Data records

------------

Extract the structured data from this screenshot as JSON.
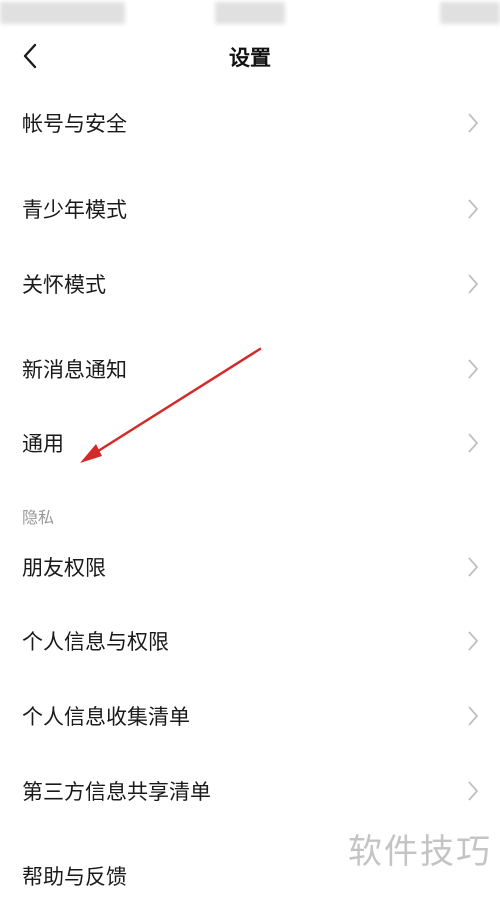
{
  "header": {
    "title": "设置",
    "back_icon": "chevron-left-icon"
  },
  "items": [
    {
      "label": "帐号与安全"
    },
    {
      "label": "青少年模式"
    },
    {
      "label": "关怀模式"
    },
    {
      "label": "新消息通知"
    },
    {
      "label": "通用"
    }
  ],
  "privacy": {
    "section_title": "隐私",
    "items": [
      {
        "label": "朋友权限"
      },
      {
        "label": "个人信息与权限"
      },
      {
        "label": "个人信息收集清单"
      },
      {
        "label": "第三方信息共享清单"
      },
      {
        "label": "帮助与反馈"
      }
    ]
  },
  "watermark": "软件技巧",
  "colors": {
    "background": "#ffffff",
    "text": "#1a1a1a",
    "section_header": "#9a9a9a",
    "chevron": "#c0c0c0",
    "annotation_arrow": "#d42a2a"
  }
}
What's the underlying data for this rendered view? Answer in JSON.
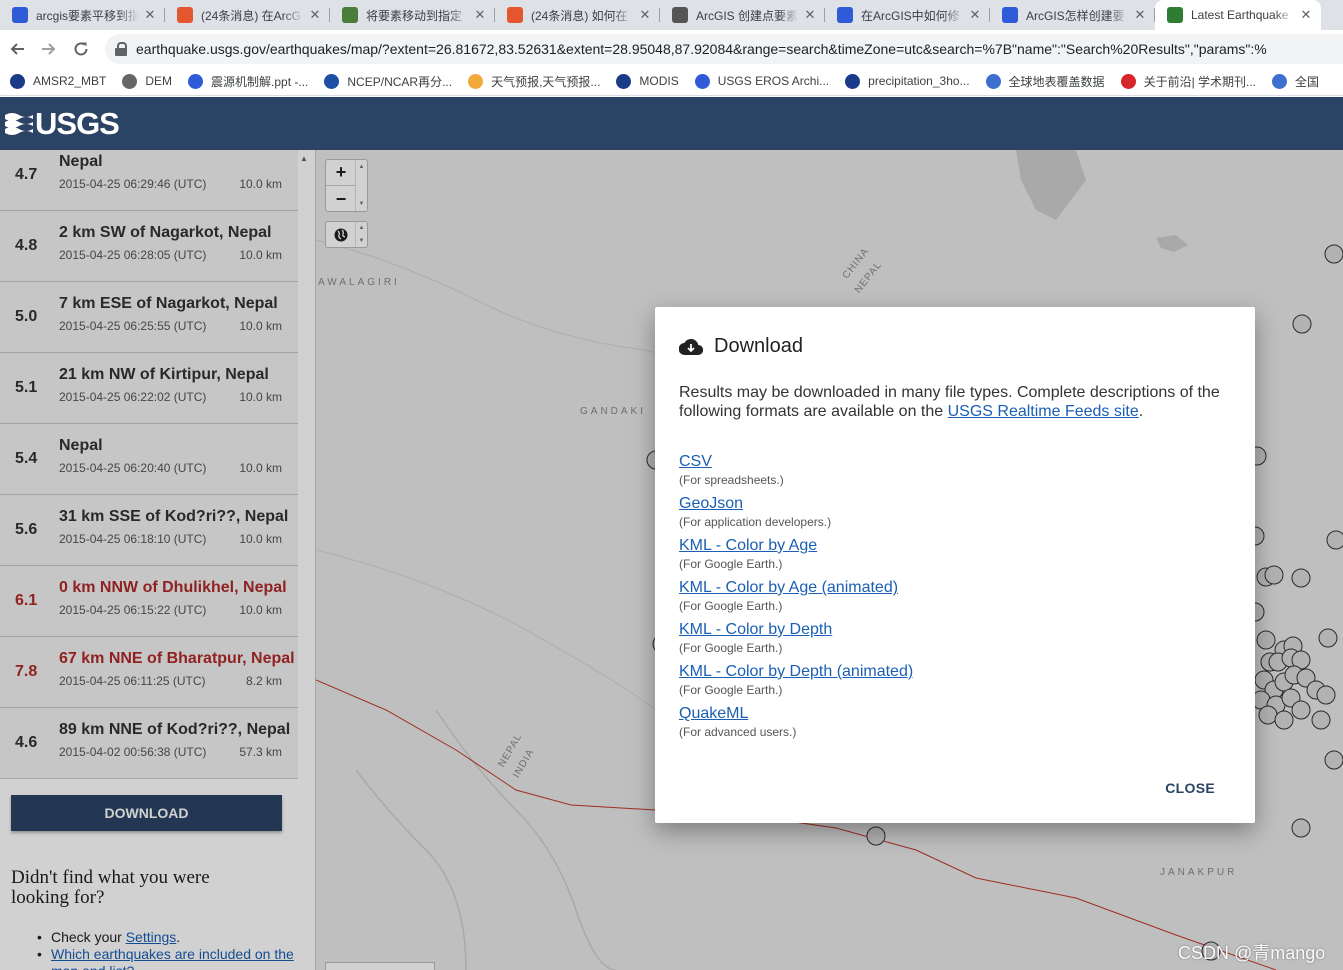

------------

TASK TO COMPLETE :: Set down the material above as is, without any pictures.

SOLUTION TO THE PROBLEM ::
Extract the structured data from this screenshot as JSON.
{
  "header": {
    "title": "设置",
    "back_icon": "chevron-left-icon"
  },
  "items": [
    {
      "label": "帐号与安全"
    },
    {
      "label": "青少年模式"
    },
    {
      "label": "关怀模式"
    },
    {
      "label": "新消息通知"
    },
    {
      "label": "通用"
    }
  ],
  "privacy": {
    "section_title": "隐私",
    "items": [
      {
        "label": "朋友权限"
      },
      {
        "label": "个人信息与权限"
      },
      {
        "label": "个人信息收集清单"
      },
      {
        "label": "第三方信息共享清单"
      },
      {
        "label": "帮助与反馈"
      }
    ]
  },
  "watermark": "软件技巧",
  "colors": {
    "background": "#ffffff",
    "text": "#1a1a1a",
    "section_header": "#9a9a9a",
    "chevron": "#c0c0c0",
    "annotation_arrow": "#d42a2a"
  }
}
What's the underlying data for this rendered view? Answer in JSON.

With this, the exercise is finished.